What is being asked
From the entries below, please gather each line containing the string "this".
+++ Rows +++
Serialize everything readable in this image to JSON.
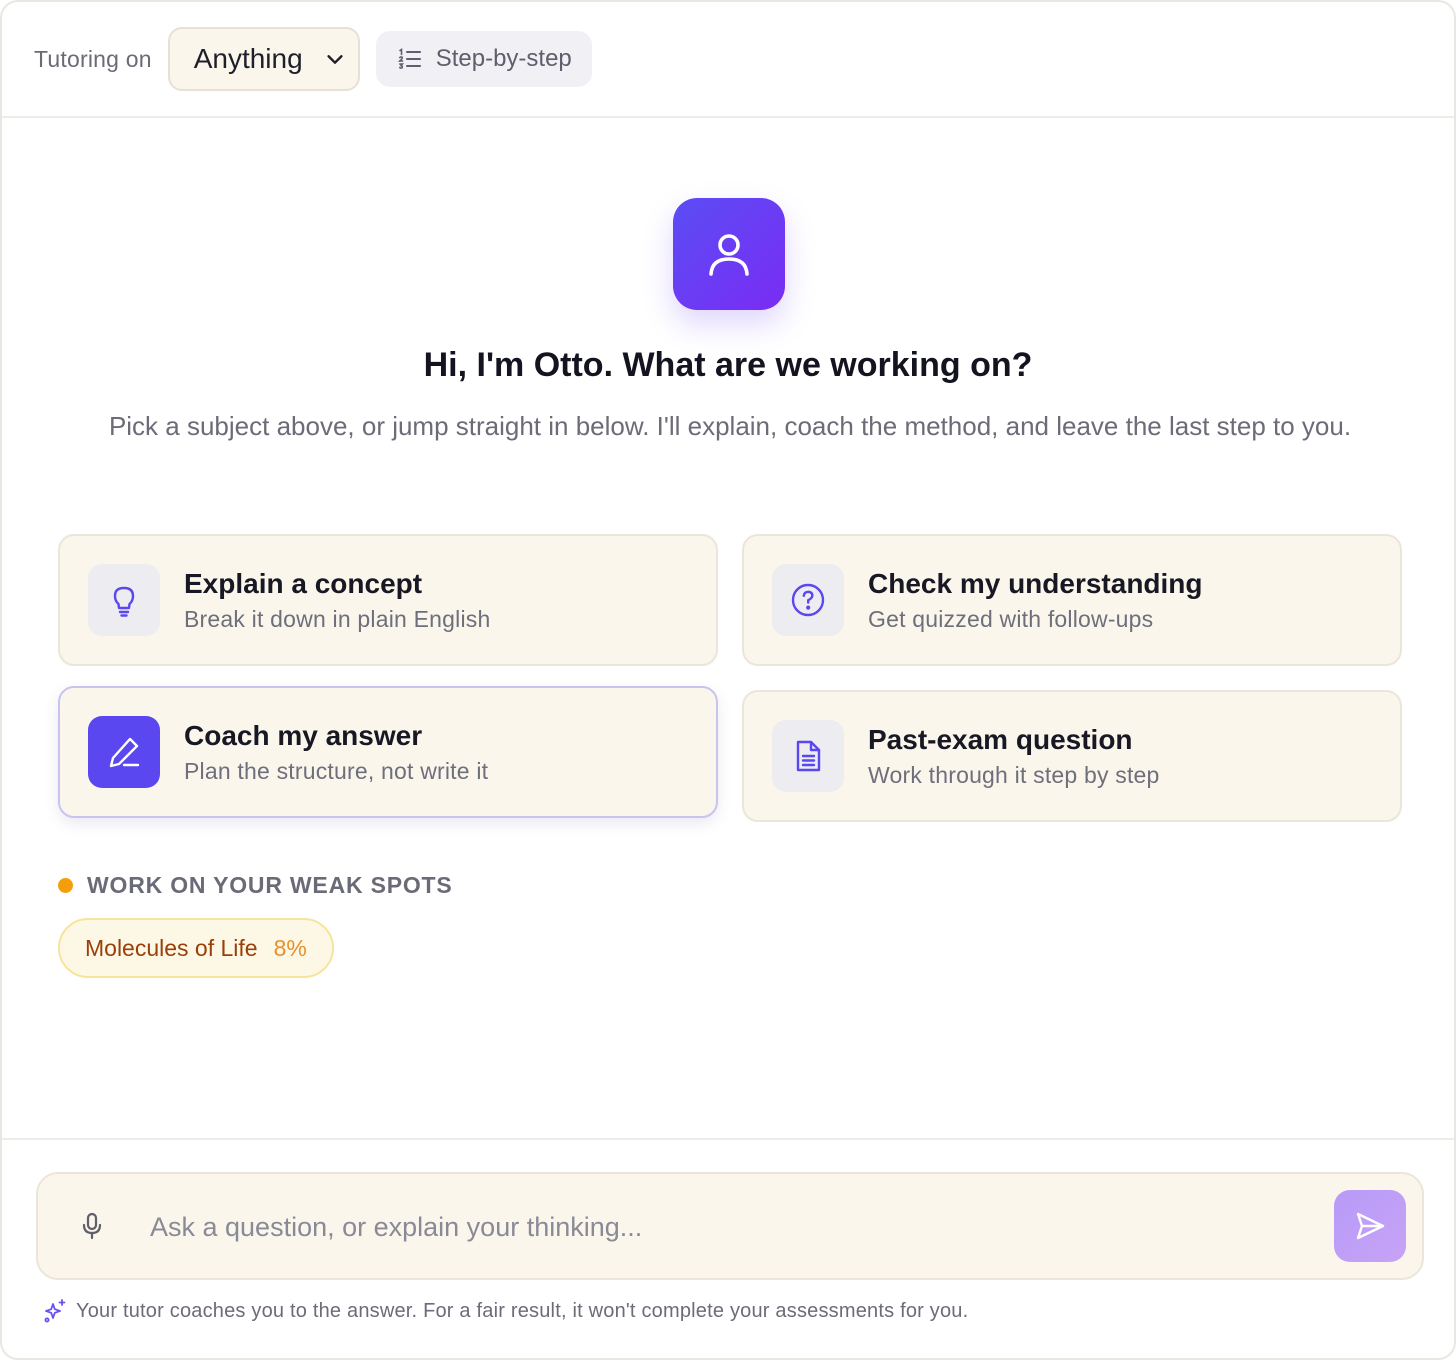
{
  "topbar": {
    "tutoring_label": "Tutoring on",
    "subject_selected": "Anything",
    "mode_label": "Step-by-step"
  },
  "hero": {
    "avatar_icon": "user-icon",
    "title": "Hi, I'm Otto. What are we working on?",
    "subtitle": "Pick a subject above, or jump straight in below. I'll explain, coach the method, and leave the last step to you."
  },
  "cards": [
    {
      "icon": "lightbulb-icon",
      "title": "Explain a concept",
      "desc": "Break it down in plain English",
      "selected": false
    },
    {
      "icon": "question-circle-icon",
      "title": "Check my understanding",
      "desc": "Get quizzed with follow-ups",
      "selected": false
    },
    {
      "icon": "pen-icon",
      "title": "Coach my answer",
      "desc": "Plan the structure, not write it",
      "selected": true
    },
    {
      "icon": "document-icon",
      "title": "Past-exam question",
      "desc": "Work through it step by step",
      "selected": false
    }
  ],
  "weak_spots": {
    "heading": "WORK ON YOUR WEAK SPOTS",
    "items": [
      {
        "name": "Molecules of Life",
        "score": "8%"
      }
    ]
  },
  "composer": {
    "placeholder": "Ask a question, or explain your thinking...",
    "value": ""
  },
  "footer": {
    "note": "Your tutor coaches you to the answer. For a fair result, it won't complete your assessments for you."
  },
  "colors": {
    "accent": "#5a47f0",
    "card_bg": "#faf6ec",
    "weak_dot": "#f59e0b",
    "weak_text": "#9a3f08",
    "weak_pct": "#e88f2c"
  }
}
+++
+++ Rows +++
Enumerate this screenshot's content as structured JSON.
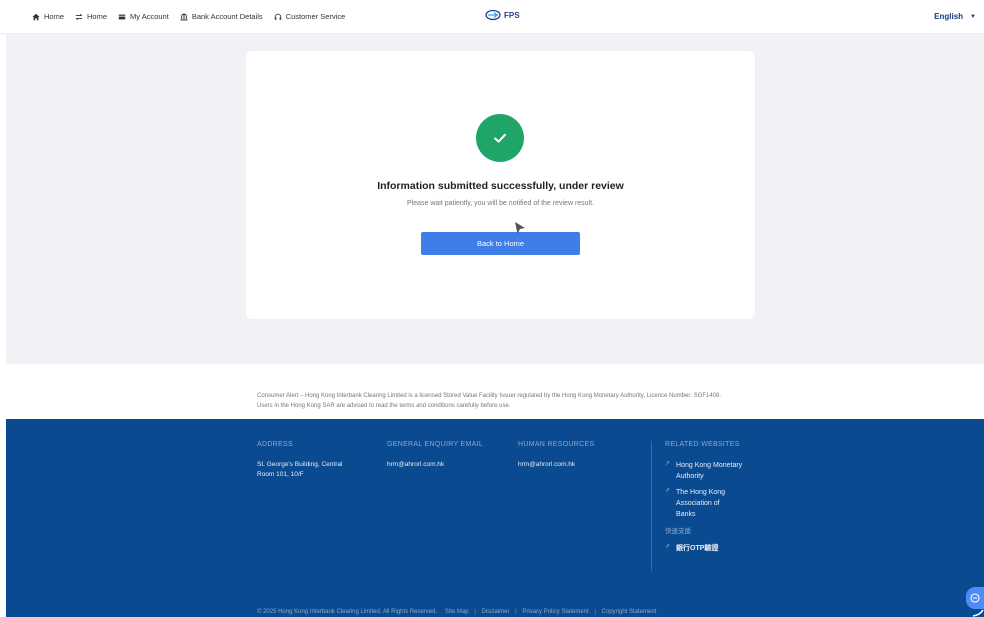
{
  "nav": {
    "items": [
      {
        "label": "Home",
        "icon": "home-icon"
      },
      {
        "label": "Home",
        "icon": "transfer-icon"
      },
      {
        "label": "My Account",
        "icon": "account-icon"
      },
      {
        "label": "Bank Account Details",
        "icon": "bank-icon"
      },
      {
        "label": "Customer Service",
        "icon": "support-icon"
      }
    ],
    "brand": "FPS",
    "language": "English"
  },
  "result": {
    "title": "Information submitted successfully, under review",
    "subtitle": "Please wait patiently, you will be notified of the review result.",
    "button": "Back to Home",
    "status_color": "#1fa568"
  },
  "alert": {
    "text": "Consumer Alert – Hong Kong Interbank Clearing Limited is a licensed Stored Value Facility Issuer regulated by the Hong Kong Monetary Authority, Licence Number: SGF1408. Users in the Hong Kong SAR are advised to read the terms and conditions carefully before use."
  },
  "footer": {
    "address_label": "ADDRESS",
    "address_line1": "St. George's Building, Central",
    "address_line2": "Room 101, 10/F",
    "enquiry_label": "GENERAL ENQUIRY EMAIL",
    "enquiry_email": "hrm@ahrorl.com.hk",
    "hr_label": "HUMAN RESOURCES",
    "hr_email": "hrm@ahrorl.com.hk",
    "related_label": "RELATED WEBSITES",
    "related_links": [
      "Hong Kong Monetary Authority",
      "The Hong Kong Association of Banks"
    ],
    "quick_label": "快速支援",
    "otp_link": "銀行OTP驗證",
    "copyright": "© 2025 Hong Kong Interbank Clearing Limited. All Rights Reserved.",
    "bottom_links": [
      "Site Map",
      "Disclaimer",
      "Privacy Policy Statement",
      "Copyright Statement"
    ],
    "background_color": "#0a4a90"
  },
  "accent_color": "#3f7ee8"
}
+++
Exercise output
Serialize everything readable in this image to JSON.
Enumerate this screenshot's content as structured JSON.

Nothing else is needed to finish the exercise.